##### PASSAGE

Potential treatment options for goitre will depend on the cause and the clinical picture. Options include observation, iodine supplementation, thyroxine suppression, thionamides (carbimazole or propylthiouracil), radioactive iodine (I131) ablation and surgery. Patients with an asymptomatic euthyroid goitre can usually be observed without specific treatment. Growth preventing intervention is usually unnecessary, as benign nodules usually grow quite slowly.16

Iodine supplementation will usually reduce thyroid volume in children and adolescents living in iodine deficient environments.17 However, for the general population and nonpregnant, nonlactating women in Australia, iodine supplementation over what is obtained from iodine fortified bread is not necessary. Iodine supplementation is unlikely to be beneficial for other forms of goitre.17 High dose iodine supplements, such as kelp, should be avoided as they have the potential to trigger hypothyroidism or hyperthyroidism.

##########

■ TASKS:
- A) In the goitre treatment passage, what kind of supplement should be avoided because it can trigger hypothyroidism or hyperthyroidism?
- B) Repeat the goitre treatment passage word for word, from "Iodine supplementation will" to "hypothyroidism or hyperthyroidism.".

##### EXTRACTED MATERIAL

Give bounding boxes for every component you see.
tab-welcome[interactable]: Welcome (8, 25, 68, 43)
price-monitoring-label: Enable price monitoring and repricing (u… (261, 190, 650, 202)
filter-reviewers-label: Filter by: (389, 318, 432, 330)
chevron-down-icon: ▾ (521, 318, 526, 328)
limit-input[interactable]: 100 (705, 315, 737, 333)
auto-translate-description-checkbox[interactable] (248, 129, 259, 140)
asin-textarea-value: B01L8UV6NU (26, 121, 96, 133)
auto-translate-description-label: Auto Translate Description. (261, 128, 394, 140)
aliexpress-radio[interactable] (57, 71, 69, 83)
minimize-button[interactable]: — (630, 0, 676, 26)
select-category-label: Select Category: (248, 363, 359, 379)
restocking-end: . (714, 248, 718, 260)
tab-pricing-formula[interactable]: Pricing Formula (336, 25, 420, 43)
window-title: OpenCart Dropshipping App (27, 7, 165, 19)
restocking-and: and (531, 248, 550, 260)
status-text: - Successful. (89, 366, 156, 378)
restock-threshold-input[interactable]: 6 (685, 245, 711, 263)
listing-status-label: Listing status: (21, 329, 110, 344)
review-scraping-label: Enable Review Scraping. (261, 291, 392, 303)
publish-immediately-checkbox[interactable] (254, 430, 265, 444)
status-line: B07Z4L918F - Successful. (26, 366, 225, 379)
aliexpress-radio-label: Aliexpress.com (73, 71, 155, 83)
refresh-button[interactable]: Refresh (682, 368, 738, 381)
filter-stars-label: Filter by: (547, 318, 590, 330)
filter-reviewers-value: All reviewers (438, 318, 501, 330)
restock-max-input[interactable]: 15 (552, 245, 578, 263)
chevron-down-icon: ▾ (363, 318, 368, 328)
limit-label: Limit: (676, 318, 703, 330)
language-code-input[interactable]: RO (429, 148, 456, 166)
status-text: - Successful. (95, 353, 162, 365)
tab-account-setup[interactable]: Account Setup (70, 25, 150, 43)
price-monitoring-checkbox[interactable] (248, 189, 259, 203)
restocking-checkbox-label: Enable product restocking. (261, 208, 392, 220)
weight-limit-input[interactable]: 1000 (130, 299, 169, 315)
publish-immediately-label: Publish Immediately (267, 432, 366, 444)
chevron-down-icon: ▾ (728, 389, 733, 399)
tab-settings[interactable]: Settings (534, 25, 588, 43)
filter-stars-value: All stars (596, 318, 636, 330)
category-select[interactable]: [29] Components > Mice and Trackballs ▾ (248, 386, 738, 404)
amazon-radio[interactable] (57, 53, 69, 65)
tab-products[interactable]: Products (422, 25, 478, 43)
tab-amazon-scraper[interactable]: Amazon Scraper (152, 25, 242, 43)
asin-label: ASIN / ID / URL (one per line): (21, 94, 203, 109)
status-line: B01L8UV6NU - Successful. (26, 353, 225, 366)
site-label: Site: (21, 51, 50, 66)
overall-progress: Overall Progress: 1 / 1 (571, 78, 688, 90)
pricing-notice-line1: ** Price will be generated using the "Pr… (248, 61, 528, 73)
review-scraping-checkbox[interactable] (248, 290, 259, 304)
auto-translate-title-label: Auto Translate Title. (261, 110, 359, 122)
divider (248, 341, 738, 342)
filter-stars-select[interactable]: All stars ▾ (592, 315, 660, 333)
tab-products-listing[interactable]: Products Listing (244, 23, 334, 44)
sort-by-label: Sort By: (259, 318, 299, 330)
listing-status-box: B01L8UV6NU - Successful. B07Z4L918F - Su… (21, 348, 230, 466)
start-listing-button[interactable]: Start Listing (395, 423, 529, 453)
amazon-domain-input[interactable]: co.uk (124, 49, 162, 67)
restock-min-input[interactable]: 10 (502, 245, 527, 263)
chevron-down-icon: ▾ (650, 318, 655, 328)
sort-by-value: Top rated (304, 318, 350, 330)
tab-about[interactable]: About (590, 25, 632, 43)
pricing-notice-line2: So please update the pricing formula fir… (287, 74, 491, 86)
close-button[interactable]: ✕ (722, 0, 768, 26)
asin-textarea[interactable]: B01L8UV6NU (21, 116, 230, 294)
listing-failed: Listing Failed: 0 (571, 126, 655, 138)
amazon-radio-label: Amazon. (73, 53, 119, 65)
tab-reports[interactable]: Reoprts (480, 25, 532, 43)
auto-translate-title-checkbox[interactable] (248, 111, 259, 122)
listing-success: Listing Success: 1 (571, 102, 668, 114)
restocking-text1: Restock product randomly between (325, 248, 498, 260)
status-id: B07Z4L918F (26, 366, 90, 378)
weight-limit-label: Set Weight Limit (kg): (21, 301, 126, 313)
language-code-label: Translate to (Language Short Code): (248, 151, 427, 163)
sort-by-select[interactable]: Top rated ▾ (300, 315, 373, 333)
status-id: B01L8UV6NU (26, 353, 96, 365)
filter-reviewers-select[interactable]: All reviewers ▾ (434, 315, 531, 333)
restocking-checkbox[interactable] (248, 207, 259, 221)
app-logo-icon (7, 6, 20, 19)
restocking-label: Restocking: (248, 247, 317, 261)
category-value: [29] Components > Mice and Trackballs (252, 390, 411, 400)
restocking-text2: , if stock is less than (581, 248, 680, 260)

##########

■ ANSWER LIST:
- A) High dose iodine supplements, such as kelp.

- B)
Iodine supplementation will usually reduce thyroid volume in children and adolescents living in iodine deficient environments.17 However, for the general population and nonpregnant, nonlactating women in Australia, iodine supplementation over what is obtained from iodine fortified bread is not necessary. Iodine supplementation is unlikely to be beneficial for other forms of goitre.17 High dose iodine supplements, such as kelp, should be avoided as they have the potential to trigger hypothyroidism or hyperthyroidism.